** begin LISTING **

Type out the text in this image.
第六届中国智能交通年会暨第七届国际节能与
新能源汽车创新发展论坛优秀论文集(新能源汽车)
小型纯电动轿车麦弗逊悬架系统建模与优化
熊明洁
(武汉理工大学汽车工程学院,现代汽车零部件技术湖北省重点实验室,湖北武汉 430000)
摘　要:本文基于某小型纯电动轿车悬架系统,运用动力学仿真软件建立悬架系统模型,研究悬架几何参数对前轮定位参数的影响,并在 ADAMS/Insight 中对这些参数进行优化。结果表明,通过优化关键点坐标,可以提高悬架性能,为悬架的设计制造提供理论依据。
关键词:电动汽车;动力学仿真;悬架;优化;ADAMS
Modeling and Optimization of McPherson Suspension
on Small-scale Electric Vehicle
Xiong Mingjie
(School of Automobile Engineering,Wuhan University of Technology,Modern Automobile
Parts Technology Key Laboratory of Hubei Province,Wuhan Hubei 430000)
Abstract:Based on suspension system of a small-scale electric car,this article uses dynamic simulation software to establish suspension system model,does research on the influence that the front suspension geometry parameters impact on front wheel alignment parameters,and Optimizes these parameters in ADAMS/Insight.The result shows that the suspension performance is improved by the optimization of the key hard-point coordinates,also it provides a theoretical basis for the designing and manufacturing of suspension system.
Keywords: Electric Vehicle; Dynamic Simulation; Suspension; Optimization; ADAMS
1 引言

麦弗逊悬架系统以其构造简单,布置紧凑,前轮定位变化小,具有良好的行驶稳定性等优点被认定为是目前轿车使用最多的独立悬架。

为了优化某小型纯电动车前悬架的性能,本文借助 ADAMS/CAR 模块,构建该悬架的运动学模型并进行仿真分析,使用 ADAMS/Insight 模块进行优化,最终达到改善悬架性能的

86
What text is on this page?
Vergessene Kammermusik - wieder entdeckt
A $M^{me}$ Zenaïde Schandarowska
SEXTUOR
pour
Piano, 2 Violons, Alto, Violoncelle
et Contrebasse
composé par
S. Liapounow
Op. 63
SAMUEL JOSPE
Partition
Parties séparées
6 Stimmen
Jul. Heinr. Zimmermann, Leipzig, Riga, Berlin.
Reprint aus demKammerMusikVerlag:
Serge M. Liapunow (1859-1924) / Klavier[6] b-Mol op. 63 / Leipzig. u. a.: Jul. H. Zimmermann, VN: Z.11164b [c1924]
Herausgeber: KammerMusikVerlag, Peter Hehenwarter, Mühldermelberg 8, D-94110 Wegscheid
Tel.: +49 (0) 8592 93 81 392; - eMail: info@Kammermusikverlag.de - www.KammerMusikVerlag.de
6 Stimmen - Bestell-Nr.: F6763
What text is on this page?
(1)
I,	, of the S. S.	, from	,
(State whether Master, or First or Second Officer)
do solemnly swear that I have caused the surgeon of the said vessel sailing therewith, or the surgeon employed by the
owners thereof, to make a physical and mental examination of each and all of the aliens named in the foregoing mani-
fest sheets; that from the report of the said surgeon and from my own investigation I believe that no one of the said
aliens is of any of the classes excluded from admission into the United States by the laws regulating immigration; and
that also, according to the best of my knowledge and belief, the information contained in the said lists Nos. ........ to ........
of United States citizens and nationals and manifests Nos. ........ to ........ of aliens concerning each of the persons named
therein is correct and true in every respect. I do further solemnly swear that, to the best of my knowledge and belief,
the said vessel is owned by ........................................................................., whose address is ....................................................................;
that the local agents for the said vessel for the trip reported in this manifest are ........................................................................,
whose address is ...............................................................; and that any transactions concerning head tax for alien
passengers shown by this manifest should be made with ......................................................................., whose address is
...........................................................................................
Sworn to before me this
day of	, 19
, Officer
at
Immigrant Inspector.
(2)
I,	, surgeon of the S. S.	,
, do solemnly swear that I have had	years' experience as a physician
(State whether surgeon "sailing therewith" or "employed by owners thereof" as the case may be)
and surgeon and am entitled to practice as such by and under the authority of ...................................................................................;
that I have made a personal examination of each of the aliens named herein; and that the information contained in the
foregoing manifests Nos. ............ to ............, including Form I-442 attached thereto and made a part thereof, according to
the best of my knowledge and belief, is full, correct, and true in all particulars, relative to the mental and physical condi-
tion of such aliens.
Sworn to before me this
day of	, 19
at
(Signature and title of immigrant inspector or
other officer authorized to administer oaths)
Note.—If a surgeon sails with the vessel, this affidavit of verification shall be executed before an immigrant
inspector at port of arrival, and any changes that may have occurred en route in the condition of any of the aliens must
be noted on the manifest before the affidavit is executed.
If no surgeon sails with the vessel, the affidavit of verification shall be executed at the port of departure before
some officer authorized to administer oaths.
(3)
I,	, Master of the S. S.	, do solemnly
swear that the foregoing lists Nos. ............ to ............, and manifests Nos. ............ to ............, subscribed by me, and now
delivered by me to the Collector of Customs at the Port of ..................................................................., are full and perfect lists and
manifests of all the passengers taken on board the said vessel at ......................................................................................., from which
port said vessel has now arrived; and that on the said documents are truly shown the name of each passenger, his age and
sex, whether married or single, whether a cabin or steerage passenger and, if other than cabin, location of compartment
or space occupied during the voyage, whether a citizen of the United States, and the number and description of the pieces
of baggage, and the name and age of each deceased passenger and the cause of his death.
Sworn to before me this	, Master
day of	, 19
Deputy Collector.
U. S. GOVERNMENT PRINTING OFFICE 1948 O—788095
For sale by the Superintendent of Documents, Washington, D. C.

** end LISTING **

TO DO: Write down the full listing again, exactly.

FINAL RESULT:
Type out the text in this image.
第六届中国智能交通年会暨第七届国际节能与
新能源汽车创新发展论坛优秀论文集(新能源汽车)
小型纯电动轿车麦弗逊悬架系统建模与优化
熊明洁
(武汉理工大学汽车工程学院,现代汽车零部件技术湖北省重点实验室,湖北武汉 430000)
摘　要:本文基于某小型纯电动轿车悬架系统,运用动力学仿真软件建立悬架系统模型,研究悬架几何参数对前轮定位参数的影响,并在 ADAMS/Insight 中对这些参数进行优化。结果表明,通过优化关键点坐标,可以提高悬架性能,为悬架的设计制造提供理论依据。
关键词:电动汽车;动力学仿真;悬架;优化;ADAMS
Modeling and Optimization of McPherson Suspension
on Small-scale Electric Vehicle
Xiong Mingjie
(School of Automobile Engineering,Wuhan University of Technology,Modern Automobile
Parts Technology Key Laboratory of Hubei Province,Wuhan Hubei 430000)
Abstract:Based on suspension system of a small-scale electric car,this article uses dynamic simulation software to establish suspension system model,does research on the influence that the front suspension geometry parameters impact on front wheel alignment parameters,and Optimizes these parameters in ADAMS/Insight.The result shows that the suspension performance is improved by the optimization of the key hard-point coordinates,also it provides a theoretical basis for the designing and manufacturing of suspension system.
Keywords: Electric Vehicle; Dynamic Simulation; Suspension; Optimization; ADAMS
1 引言

麦弗逊悬架系统以其构造简单,布置紧凑,前轮定位变化小,具有良好的行驶稳定性等优点被认定为是目前轿车使用最多的独立悬架。

为了优化某小型纯电动车前悬架的性能,本文借助 ADAMS/CAR 模块,构建该悬架的运动学模型并进行仿真分析,使用 ADAMS/Insight 模块进行优化,最终达到改善悬架性能的

86
What text is on this page?
Vergessene Kammermusik - wieder entdeckt
A $M^{me}$ Zenaïde Schandarowska
SEXTUOR
pour
Piano, 2 Violons, Alto, Violoncelle
et Contrebasse
composé par
S. Liapounow
Op. 63
SAMUEL JOSPE
Partition
Parties séparées
6 Stimmen
Jul. Heinr. Zimmermann, Leipzig, Riga, Berlin.
Reprint aus demKammerMusikVerlag:
Serge M. Liapunow (1859-1924) / Klavier[6] b-Mol op. 63 / Leipzig. u. a.: Jul. H. Zimmermann, VN: Z.11164b [c1924]
Herausgeber: KammerMusikVerlag, Peter Hehenwarter, Mühldermelberg 8, D-94110 Wegscheid
Tel.: +49 (0) 8592 93 81 392; - eMail: info@Kammermusikverlag.de - www.KammerMusikVerlag.de
6 Stimmen - Bestell-Nr.: F6763
What text is on this page?
(1)
I,	, of the S. S.	, from	,
(State whether Master, or First or Second Officer)
do solemnly swear that I have caused the surgeon of the said vessel sailing therewith, or the surgeon employed by the
owners thereof, to make a physical and mental examination of each and all of the aliens named in the foregoing mani-
fest sheets; that from the report of the said surgeon and from my own investigation I believe that no one of the said
aliens is of any of the classes excluded from admission into the United States by the laws regulating immigration; and
that also, according to the best of my knowledge and belief, the information contained in the said lists Nos. ........ to ........
of United States citizens and nationals and manifests Nos. ........ to ........ of aliens concerning each of the persons named
therein is correct and true in every respect. I do further solemnly swear that, to the best of my knowledge and belief,
the said vessel is owned by ........................................................................., whose address is ....................................................................;
that the local agents for the said vessel for the trip reported in this manifest are ........................................................................,
whose address is ...............................................................; and that any transactions concerning head tax for alien
passengers shown by this manifest should be made with ......................................................................., whose address is
...........................................................................................
Sworn to before me this
day of	, 19
, Officer
at
Immigrant Inspector.
(2)
I,	, surgeon of the S. S.	,
, do solemnly swear that I have had	years' experience as a physician
(State whether surgeon "sailing therewith" or "employed by owners thereof" as the case may be)
and surgeon and am entitled to practice as such by and under the authority of ...................................................................................;
that I have made a personal examination of each of the aliens named herein; and that the information contained in the
foregoing manifests Nos. ............ to ............, including Form I-442 attached thereto and made a part thereof, according to
the best of my knowledge and belief, is full, correct, and true in all particulars, relative to the mental and physical condi-
tion of such aliens.
Sworn to before me this
day of	, 19
at
(Signature and title of immigrant inspector or
other officer authorized to administer oaths)
Note.—If a surgeon sails with the vessel, this affidavit of verification shall be executed before an immigrant
inspector at port of arrival, and any changes that may have occurred en route in the condition of any of the aliens must
be noted on the manifest before the affidavit is executed.
If no surgeon sails with the vessel, the affidavit of verification shall be executed at the port of departure before
some officer authorized to administer oaths.
(3)
I,	, Master of the S. S.	, do solemnly
swear that the foregoing lists Nos. ............ to ............, and manifests Nos. ............ to ............, subscribed by me, and now
delivered by me to the Collector of Customs at the Port of ..................................................................., are full and perfect lists and
manifests of all the passengers taken on board the said vessel at ......................................................................................., from which
port said vessel has now arrived; and that on the said documents are truly shown the name of each passenger, his age and
sex, whether married or single, whether a cabin or steerage passenger and, if other than cabin, location of compartment
or space occupied during the voyage, whether a citizen of the United States, and the number and description of the pieces
of baggage, and the name and age of each deceased passenger and the cause of his death.
Sworn to before me this	, Master
day of	, 19
Deputy Collector.
U. S. GOVERNMENT PRINTING OFFICE 1948 O—788095
For sale by the Superintendent of Documents, Washington, D. C.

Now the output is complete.